= Aim of the exercise =
Identify and reproduce every line holding the string "date".

= Collected data =
┌────────
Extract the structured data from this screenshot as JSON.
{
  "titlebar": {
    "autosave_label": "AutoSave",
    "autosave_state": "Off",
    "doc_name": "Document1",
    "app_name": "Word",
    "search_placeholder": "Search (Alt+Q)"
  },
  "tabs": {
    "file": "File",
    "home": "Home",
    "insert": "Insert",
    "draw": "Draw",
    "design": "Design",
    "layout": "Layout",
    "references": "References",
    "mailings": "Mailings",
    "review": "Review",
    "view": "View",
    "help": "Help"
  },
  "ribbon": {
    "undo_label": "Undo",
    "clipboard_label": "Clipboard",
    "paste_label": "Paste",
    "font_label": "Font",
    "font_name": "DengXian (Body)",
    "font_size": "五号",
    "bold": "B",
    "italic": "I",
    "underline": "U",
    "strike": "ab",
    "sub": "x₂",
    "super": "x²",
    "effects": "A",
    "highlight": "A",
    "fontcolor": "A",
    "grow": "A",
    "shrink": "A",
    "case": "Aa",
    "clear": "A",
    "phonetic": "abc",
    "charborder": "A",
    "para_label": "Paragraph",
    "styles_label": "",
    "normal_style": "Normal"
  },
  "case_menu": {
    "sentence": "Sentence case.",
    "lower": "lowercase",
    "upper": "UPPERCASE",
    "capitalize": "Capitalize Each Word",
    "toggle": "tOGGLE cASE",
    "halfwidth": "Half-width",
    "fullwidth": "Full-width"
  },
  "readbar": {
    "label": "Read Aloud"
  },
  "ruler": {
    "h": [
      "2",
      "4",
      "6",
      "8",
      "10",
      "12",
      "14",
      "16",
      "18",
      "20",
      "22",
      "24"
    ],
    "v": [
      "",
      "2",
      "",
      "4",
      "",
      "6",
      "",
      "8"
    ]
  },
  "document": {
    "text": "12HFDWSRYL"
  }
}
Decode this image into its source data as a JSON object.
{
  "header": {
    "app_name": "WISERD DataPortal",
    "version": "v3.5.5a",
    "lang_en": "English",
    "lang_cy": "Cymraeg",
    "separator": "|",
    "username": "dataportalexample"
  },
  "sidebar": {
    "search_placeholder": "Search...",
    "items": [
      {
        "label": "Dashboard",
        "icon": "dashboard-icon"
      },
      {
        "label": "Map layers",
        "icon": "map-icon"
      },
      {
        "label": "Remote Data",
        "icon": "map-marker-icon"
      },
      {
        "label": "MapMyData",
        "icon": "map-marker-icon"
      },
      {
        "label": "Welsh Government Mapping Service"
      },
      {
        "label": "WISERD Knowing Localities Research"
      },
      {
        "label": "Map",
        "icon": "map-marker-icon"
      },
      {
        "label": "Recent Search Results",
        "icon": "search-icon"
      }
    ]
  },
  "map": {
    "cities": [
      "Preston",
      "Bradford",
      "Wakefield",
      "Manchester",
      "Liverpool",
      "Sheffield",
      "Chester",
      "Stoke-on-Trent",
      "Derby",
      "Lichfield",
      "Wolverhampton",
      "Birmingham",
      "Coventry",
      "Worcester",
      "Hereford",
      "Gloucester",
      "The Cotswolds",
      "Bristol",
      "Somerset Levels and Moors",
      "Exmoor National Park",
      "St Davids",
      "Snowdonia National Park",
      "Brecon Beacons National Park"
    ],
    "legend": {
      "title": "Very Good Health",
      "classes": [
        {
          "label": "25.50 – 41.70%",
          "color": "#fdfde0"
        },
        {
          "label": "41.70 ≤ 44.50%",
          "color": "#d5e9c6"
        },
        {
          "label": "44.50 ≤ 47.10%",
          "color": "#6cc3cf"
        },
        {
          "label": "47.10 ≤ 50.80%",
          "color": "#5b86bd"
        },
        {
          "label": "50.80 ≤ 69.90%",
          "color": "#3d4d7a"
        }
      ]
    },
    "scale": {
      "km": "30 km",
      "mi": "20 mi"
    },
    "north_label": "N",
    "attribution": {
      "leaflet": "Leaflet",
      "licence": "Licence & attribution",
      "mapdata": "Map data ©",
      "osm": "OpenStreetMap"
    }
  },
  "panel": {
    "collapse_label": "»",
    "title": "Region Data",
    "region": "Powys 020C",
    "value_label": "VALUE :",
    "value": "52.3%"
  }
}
└────────
┌────────
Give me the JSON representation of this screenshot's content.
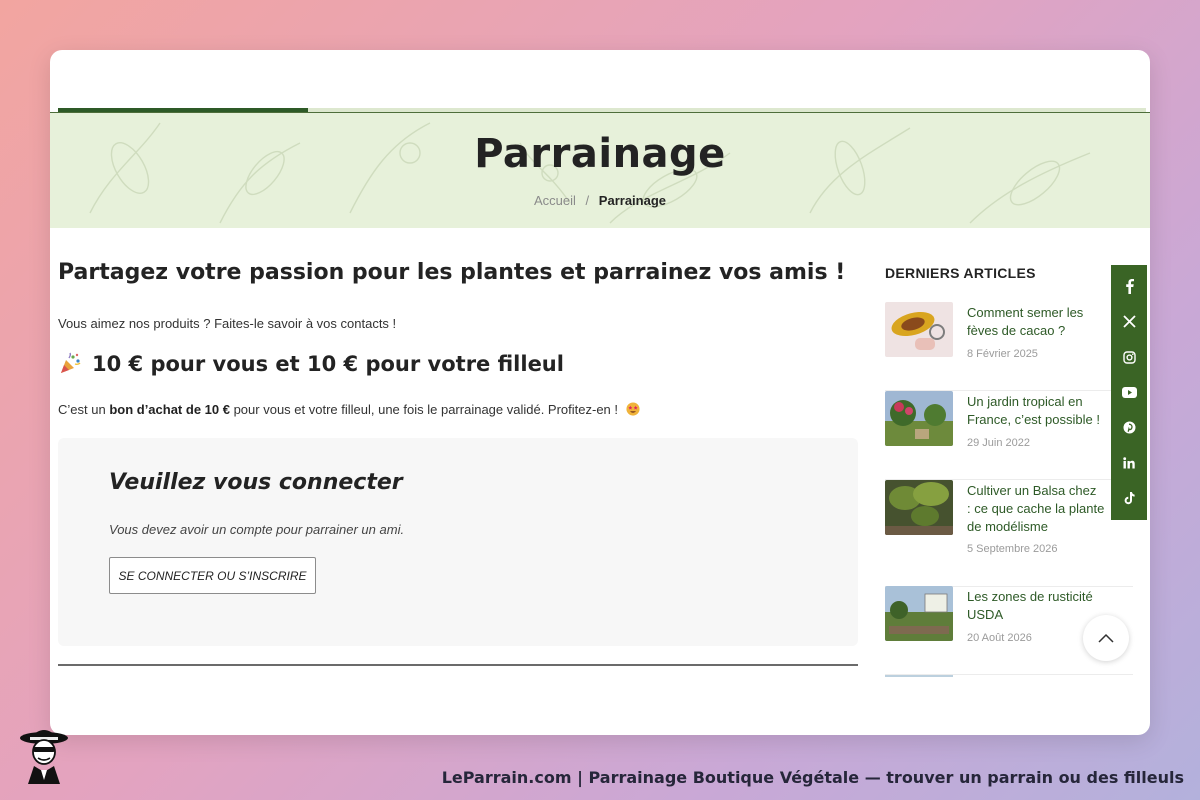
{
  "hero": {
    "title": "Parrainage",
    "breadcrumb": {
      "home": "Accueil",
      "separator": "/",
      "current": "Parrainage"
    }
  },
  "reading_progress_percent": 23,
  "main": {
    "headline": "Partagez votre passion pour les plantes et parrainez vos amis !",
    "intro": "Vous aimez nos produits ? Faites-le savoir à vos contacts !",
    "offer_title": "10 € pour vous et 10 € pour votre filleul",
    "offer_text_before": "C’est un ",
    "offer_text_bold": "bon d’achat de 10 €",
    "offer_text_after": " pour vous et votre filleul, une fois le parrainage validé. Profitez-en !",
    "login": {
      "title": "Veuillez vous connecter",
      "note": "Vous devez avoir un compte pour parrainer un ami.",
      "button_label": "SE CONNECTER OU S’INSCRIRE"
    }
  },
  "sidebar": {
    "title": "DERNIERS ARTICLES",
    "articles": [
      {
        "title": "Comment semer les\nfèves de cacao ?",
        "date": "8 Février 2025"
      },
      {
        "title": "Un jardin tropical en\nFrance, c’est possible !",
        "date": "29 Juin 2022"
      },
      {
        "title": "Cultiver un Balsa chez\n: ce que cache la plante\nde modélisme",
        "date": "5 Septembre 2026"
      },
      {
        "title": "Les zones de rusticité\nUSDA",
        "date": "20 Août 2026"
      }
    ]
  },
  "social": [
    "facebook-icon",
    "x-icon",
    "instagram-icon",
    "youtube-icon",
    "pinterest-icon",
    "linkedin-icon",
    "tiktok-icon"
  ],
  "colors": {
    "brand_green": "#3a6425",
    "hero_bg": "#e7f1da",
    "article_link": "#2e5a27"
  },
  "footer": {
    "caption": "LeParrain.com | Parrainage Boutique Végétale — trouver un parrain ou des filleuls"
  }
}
└────────
= Result of this task =
        "date": "8 Février 2025"
        "date": "29 Juin 2022"
        "date": "5 Septembre 2026"
        "date": "20 Août 2026"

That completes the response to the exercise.